Repeat each line exactly as it is written.

[Stored data entries]
•••••

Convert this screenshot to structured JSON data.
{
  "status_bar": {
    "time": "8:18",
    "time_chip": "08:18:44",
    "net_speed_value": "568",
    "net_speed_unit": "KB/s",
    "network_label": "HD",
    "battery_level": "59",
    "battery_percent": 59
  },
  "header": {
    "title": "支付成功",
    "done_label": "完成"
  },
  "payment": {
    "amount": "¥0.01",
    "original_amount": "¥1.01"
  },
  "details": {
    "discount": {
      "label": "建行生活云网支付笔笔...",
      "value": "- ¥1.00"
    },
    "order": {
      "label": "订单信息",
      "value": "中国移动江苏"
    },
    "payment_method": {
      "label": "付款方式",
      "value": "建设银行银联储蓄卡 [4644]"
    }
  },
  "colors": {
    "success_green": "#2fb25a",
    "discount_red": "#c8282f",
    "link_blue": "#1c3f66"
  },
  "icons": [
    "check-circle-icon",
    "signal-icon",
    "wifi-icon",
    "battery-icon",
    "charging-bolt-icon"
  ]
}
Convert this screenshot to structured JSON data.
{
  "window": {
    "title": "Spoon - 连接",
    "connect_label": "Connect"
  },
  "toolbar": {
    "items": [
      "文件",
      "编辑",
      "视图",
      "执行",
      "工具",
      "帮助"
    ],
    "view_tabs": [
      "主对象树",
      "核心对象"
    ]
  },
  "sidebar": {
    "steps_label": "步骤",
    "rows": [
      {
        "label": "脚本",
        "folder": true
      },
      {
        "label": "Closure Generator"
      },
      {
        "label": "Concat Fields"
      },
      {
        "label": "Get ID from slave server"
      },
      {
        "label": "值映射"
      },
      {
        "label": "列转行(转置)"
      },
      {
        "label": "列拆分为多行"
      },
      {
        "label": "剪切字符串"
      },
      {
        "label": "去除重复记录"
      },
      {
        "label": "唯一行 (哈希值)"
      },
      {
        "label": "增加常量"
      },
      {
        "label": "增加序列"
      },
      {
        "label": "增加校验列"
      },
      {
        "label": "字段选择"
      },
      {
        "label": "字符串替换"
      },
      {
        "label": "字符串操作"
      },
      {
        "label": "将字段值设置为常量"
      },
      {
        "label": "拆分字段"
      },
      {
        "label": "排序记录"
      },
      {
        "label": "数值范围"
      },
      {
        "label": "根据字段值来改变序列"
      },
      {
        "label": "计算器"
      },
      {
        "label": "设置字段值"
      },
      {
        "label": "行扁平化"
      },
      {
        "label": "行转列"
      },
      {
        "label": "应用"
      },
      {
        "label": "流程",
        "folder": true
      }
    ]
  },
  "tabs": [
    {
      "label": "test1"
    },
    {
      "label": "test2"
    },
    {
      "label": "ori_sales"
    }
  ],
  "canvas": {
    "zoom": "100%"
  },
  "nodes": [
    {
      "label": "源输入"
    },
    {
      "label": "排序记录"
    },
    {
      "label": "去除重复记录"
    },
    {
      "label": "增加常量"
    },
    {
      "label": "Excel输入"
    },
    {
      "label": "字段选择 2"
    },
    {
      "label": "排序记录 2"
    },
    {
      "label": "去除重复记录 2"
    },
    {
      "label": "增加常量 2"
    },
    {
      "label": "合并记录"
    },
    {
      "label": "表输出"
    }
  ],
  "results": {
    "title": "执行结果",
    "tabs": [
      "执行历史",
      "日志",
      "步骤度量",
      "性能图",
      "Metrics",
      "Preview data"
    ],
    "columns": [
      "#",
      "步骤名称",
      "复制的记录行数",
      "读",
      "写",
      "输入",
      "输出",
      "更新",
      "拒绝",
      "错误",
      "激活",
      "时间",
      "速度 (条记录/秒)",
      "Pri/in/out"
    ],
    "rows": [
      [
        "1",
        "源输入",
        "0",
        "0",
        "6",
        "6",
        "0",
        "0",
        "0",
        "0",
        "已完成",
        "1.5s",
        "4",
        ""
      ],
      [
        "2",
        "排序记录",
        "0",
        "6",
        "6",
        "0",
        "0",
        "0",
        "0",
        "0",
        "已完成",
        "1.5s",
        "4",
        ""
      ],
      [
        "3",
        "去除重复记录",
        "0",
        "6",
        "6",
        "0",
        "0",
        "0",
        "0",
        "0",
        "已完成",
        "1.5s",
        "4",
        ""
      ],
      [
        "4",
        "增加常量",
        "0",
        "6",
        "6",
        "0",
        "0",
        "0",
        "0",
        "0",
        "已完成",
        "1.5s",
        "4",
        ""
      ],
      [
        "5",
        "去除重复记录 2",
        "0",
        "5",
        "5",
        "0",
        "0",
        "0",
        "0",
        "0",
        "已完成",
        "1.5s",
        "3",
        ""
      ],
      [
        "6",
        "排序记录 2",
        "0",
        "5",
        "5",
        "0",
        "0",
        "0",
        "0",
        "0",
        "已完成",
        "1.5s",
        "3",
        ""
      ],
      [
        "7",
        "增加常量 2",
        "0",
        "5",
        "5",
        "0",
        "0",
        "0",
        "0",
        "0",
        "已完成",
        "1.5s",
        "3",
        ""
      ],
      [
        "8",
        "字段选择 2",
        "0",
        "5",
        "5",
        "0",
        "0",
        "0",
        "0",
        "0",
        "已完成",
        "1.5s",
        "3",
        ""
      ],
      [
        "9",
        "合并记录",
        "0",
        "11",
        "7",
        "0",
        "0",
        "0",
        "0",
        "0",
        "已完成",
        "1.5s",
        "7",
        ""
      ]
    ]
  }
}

•••••

EXERCISE RESULT |
Convert this screenshot to structured JSON data.
{
  "status_bar": {
    "time": "8:18",
    "time_chip": "08:18:44",
    "net_speed_value": "568",
    "net_speed_unit": "KB/s",
    "network_label": "HD",
    "battery_level": "59",
    "battery_percent": 59
  },
  "header": {
    "title": "支付成功",
    "done_label": "完成"
  },
  "payment": {
    "amount": "¥0.01",
    "original_amount": "¥1.01"
  },
  "details": {
    "discount": {
      "label": "建行生活云网支付笔笔...",
      "value": "- ¥1.00"
    },
    "order": {
      "label": "订单信息",
      "value": "中国移动江苏"
    },
    "payment_method": {
      "label": "付款方式",
      "value": "建设银行银联储蓄卡 [4644]"
    }
  },
  "colors": {
    "success_green": "#2fb25a",
    "discount_red": "#c8282f",
    "link_blue": "#1c3f66"
  },
  "icons": [
    "check-circle-icon",
    "signal-icon",
    "wifi-icon",
    "battery-icon",
    "charging-bolt-icon"
  ]
}
Convert this screenshot to structured JSON data.
{
  "window": {
    "title": "Spoon - 连接",
    "connect_label": "Connect"
  },
  "toolbar": {
    "items": [
      "文件",
      "编辑",
      "视图",
      "执行",
      "工具",
      "帮助"
    ],
    "view_tabs": [
      "主对象树",
      "核心对象"
    ]
  },
  "sidebar": {
    "steps_label": "步骤",
    "rows": [
      {
        "label": "脚本",
        "folder": true
      },
      {
        "label": "Closure Generator"
      },
      {
        "label": "Concat Fields"
      },
      {
        "label": "Get ID from slave server"
      },
      {
        "label": "值映射"
      },
      {
        "label": "列转行(转置)"
      },
      {
        "label": "列拆分为多行"
      },
      {
        "label": "剪切字符串"
      },
      {
        "label": "去除重复记录"
      },
      {
        "label": "唯一行 (哈希值)"
      },
      {
        "label": "增加常量"
      },
      {
        "label": "增加序列"
      },
      {
        "label": "增加校验列"
      },
      {
        "label": "字段选择"
      },
      {
        "label": "字符串替换"
      },
      {
        "label": "字符串操作"
      },
      {
        "label": "将字段值设置为常量"
      },
      {
        "label": "拆分字段"
      },
      {
        "label": "排序记录"
      },
      {
        "label": "数值范围"
      },
      {
        "label": "根据字段值来改变序列"
      },
      {
        "label": "计算器"
      },
      {
        "label": "设置字段值"
      },
      {
        "label": "行扁平化"
      },
      {
        "label": "行转列"
      },
      {
        "label": "应用"
      },
      {
        "label": "流程",
        "folder": true
      }
    ]
  },
  "tabs": [
    {
      "label": "test1"
    },
    {
      "label": "test2"
    },
    {
      "label": "ori_sales"
    }
  ],
  "canvas": {
    "zoom": "100%"
  },
  "nodes": [
    {
      "label": "源输入"
    },
    {
      "label": "排序记录"
    },
    {
      "label": "去除重复记录"
    },
    {
      "label": "增加常量"
    },
    {
      "label": "Excel输入"
    },
    {
      "label": "字段选择 2"
    },
    {
      "label": "排序记录 2"
    },
    {
      "label": "去除重复记录 2"
    },
    {
      "label": "增加常量 2"
    },
    {
      "label": "合并记录"
    },
    {
      "label": "表输出"
    }
  ],
  "results": {
    "title": "执行结果",
    "tabs": [
      "执行历史",
      "日志",
      "步骤度量",
      "性能图",
      "Metrics",
      "Preview data"
    ],
    "columns": [
      "#",
      "步骤名称",
      "复制的记录行数",
      "读",
      "写",
      "输入",
      "输出",
      "更新",
      "拒绝",
      "错误",
      "激活",
      "时间",
      "速度 (条记录/秒)",
      "Pri/in/out"
    ],
    "rows": [
      [
        "1",
        "源输入",
        "0",
        "0",
        "6",
        "6",
        "0",
        "0",
        "0",
        "0",
        "已完成",
        "1.5s",
        "4",
        ""
      ],
      [
        "2",
        "排序记录",
        "0",
        "6",
        "6",
        "0",
        "0",
        "0",
        "0",
        "0",
        "已完成",
        "1.5s",
        "4",
        ""
      ],
      [
        "3",
        "去除重复记录",
        "0",
        "6",
        "6",
        "0",
        "0",
        "0",
        "0",
        "0",
        "已完成",
        "1.5s",
        "4",
        ""
      ],
      [
        "4",
        "增加常量",
        "0",
        "6",
        "6",
        "0",
        "0",
        "0",
        "0",
        "0",
        "已完成",
        "1.5s",
        "4",
        ""
      ],
      [
        "5",
        "去除重复记录 2",
        "0",
        "5",
        "5",
        "0",
        "0",
        "0",
        "0",
        "0",
        "已完成",
        "1.5s",
        "3",
        ""
      ],
      [
        "6",
        "排序记录 2",
        "0",
        "5",
        "5",
        "0",
        "0",
        "0",
        "0",
        "0",
        "已完成",
        "1.5s",
        "3",
        ""
      ],
      [
        "7",
        "增加常量 2",
        "0",
        "5",
        "5",
        "0",
        "0",
        "0",
        "0",
        "0",
        "已完成",
        "1.5s",
        "3",
        ""
      ],
      [
        "8",
        "字段选择 2",
        "0",
        "5",
        "5",
        "0",
        "0",
        "0",
        "0",
        "0",
        "已完成",
        "1.5s",
        "3",
        ""
      ],
      [
        "9",
        "合并记录",
        "0",
        "11",
        "7",
        "0",
        "0",
        "0",
        "0",
        "0",
        "已完成",
        "1.5s",
        "7",
        ""
      ]
    ]
  }
}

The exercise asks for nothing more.